Nothing may be dropped or altered: reproduce all the data.
━━━━━━━━━━━━━━━━━━━━━━━━━━━━━━
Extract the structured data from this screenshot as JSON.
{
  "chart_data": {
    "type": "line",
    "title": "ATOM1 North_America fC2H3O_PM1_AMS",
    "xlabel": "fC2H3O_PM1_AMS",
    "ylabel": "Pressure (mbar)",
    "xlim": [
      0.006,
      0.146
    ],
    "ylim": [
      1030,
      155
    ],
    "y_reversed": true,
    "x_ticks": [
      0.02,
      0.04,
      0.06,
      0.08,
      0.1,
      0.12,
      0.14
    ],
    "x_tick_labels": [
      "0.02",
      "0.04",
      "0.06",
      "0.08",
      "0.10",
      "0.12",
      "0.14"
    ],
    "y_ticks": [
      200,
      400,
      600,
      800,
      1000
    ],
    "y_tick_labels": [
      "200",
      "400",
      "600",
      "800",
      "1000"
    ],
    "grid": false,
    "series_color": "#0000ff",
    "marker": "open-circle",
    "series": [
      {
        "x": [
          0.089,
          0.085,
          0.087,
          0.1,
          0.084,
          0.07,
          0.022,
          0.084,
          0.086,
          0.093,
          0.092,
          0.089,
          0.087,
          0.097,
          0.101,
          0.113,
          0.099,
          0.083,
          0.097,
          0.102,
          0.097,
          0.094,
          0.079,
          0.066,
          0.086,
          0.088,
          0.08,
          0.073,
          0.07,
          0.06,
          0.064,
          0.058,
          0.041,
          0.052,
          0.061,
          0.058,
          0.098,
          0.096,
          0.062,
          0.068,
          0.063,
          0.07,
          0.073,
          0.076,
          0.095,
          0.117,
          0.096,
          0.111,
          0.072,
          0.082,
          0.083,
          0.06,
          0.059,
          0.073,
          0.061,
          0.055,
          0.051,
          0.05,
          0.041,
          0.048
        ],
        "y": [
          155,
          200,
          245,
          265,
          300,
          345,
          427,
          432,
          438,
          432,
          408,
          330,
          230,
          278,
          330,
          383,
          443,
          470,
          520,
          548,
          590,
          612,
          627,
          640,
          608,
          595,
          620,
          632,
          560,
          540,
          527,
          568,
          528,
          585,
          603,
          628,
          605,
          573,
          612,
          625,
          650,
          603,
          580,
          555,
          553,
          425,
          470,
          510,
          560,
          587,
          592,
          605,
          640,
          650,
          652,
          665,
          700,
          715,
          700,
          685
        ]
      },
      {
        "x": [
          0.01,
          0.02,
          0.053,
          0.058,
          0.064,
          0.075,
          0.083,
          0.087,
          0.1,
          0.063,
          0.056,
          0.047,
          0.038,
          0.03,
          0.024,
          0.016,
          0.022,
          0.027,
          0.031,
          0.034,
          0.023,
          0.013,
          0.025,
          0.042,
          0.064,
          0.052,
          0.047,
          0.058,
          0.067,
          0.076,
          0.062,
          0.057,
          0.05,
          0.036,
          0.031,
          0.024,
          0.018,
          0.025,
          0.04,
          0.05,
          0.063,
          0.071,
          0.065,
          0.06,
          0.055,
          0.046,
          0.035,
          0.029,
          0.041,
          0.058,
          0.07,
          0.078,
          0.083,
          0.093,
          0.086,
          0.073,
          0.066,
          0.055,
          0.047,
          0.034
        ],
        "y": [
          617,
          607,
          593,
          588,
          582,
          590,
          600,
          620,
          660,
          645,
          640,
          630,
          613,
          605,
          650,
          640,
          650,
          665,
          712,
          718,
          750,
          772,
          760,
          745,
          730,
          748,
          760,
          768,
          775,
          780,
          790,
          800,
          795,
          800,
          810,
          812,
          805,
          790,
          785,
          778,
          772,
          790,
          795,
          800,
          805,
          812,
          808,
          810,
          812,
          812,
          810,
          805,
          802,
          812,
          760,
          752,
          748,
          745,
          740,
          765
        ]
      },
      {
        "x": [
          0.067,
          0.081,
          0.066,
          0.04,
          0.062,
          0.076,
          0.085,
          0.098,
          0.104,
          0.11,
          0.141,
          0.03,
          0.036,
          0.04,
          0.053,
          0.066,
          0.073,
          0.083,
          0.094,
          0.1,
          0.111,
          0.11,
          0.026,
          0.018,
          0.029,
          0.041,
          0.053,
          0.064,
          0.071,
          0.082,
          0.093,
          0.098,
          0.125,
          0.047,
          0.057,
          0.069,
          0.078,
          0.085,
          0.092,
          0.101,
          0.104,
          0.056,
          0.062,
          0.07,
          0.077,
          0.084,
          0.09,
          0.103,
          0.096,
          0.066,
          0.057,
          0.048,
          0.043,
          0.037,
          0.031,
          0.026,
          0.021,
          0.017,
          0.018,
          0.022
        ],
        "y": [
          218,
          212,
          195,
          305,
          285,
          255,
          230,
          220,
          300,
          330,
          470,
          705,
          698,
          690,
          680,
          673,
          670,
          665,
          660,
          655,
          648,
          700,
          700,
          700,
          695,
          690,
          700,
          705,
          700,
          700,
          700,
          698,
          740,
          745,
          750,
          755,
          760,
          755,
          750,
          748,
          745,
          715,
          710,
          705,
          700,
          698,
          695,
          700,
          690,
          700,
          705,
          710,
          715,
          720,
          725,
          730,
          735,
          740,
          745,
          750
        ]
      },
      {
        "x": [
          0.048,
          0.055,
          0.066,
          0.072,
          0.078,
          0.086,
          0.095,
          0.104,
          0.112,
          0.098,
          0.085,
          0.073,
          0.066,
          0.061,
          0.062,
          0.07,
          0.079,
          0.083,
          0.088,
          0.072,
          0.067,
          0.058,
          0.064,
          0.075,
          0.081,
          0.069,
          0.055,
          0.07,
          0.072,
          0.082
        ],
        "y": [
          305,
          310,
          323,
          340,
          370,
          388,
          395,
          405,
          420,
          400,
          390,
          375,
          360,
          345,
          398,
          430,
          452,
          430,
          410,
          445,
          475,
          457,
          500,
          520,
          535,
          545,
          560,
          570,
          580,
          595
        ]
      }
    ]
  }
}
━━━━━━━━━━━━━━━━━━━━━━━━━━━━━━
[Response for this exercise]:
Extract the structured data from this screenshot as JSON.
{
  "chart_data": {
    "type": "line",
    "title": "ATOM1 North_America fC2H3O_PM1_AMS",
    "xlabel": "fC2H3O_PM1_AMS",
    "ylabel": "Pressure (mbar)",
    "xlim": [
      0.006,
      0.146
    ],
    "ylim": [
      1030,
      155
    ],
    "y_reversed": true,
    "x_ticks": [
      0.02,
      0.04,
      0.06,
      0.08,
      0.1,
      0.12,
      0.14
    ],
    "x_tick_labels": [
      "0.02",
      "0.04",
      "0.06",
      "0.08",
      "0.10",
      "0.12",
      "0.14"
    ],
    "y_ticks": [
      200,
      400,
      600,
      800,
      1000
    ],
    "y_tick_labels": [
      "200",
      "400",
      "600",
      "800",
      "1000"
    ],
    "grid": false,
    "series_color": "#0000ff",
    "marker": "open-circle",
    "series": [
      {
        "x": [
          0.089,
          0.085,
          0.087,
          0.1,
          0.084,
          0.07,
          0.022,
          0.084,
          0.086,
          0.093,
          0.092,
          0.089,
          0.087,
          0.097,
          0.101,
          0.113,
          0.099,
          0.083,
          0.097,
          0.102,
          0.097,
          0.094,
          0.079,
          0.066,
          0.086,
          0.088,
          0.08,
          0.073,
          0.07,
          0.06,
          0.064,
          0.058,
          0.041,
          0.052,
          0.061,
          0.058,
          0.098,
          0.096,
          0.062,
          0.068,
          0.063,
          0.07,
          0.073,
          0.076,
          0.095,
          0.117,
          0.096,
          0.111,
          0.072,
          0.082,
          0.083,
          0.06,
          0.059,
          0.073,
          0.061,
          0.055,
          0.051,
          0.05,
          0.041,
          0.048
        ],
        "y": [
          155,
          200,
          245,
          265,
          300,
          345,
          427,
          432,
          438,
          432,
          408,
          330,
          230,
          278,
          330,
          383,
          443,
          470,
          520,
          548,
          590,
          612,
          627,
          640,
          608,
          595,
          620,
          632,
          560,
          540,
          527,
          568,
          528,
          585,
          603,
          628,
          605,
          573,
          612,
          625,
          650,
          603,
          580,
          555,
          553,
          425,
          470,
          510,
          560,
          587,
          592,
          605,
          640,
          650,
          652,
          665,
          700,
          715,
          700,
          685
        ]
      },
      {
        "x": [
          0.01,
          0.02,
          0.053,
          0.058,
          0.064,
          0.075,
          0.083,
          0.087,
          0.1,
          0.063,
          0.056,
          0.047,
          0.038,
          0.03,
          0.024,
          0.016,
          0.022,
          0.027,
          0.031,
          0.034,
          0.023,
          0.013,
          0.025,
          0.042,
          0.064,
          0.052,
          0.047,
          0.058,
          0.067,
          0.076,
          0.062,
          0.057,
          0.05,
          0.036,
          0.031,
          0.024,
          0.018,
          0.025,
          0.04,
          0.05,
          0.063,
          0.071,
          0.065,
          0.06,
          0.055,
          0.046,
          0.035,
          0.029,
          0.041,
          0.058,
          0.07,
          0.078,
          0.083,
          0.093,
          0.086,
          0.073,
          0.066,
          0.055,
          0.047,
          0.034
        ],
        "y": [
          617,
          607,
          593,
          588,
          582,
          590,
          600,
          620,
          660,
          645,
          640,
          630,
          613,
          605,
          650,
          640,
          650,
          665,
          712,
          718,
          750,
          772,
          760,
          745,
          730,
          748,
          760,
          768,
          775,
          780,
          790,
          800,
          795,
          800,
          810,
          812,
          805,
          790,
          785,
          778,
          772,
          790,
          795,
          800,
          805,
          812,
          808,
          810,
          812,
          812,
          810,
          805,
          802,
          812,
          760,
          752,
          748,
          745,
          740,
          765
        ]
      },
      {
        "x": [
          0.067,
          0.081,
          0.066,
          0.04,
          0.062,
          0.076,
          0.085,
          0.098,
          0.104,
          0.11,
          0.141,
          0.03,
          0.036,
          0.04,
          0.053,
          0.066,
          0.073,
          0.083,
          0.094,
          0.1,
          0.111,
          0.11,
          0.026,
          0.018,
          0.029,
          0.041,
          0.053,
          0.064,
          0.071,
          0.082,
          0.093,
          0.098,
          0.125,
          0.047,
          0.057,
          0.069,
          0.078,
          0.085,
          0.092,
          0.101,
          0.104,
          0.056,
          0.062,
          0.07,
          0.077,
          0.084,
          0.09,
          0.103,
          0.096,
          0.066,
          0.057,
          0.048,
          0.043,
          0.037,
          0.031,
          0.026,
          0.021,
          0.017,
          0.018,
          0.022
        ],
        "y": [
          218,
          212,
          195,
          305,
          285,
          255,
          230,
          220,
          300,
          330,
          470,
          705,
          698,
          690,
          680,
          673,
          670,
          665,
          660,
          655,
          648,
          700,
          700,
          700,
          695,
          690,
          700,
          705,
          700,
          700,
          700,
          698,
          740,
          745,
          750,
          755,
          760,
          755,
          750,
          748,
          745,
          715,
          710,
          705,
          700,
          698,
          695,
          700,
          690,
          700,
          705,
          710,
          715,
          720,
          725,
          730,
          735,
          740,
          745,
          750
        ]
      },
      {
        "x": [
          0.048,
          0.055,
          0.066,
          0.072,
          0.078,
          0.086,
          0.095,
          0.104,
          0.112,
          0.098,
          0.085,
          0.073,
          0.066,
          0.061,
          0.062,
          0.07,
          0.079,
          0.083,
          0.088,
          0.072,
          0.067,
          0.058,
          0.064,
          0.075,
          0.081,
          0.069,
          0.055,
          0.07,
          0.072,
          0.082
        ],
        "y": [
          305,
          310,
          323,
          340,
          370,
          388,
          395,
          405,
          420,
          400,
          390,
          375,
          360,
          345,
          398,
          430,
          452,
          430,
          410,
          445,
          475,
          457,
          500,
          520,
          535,
          545,
          560,
          570,
          580,
          595
        ]
      }
    ]
  }
}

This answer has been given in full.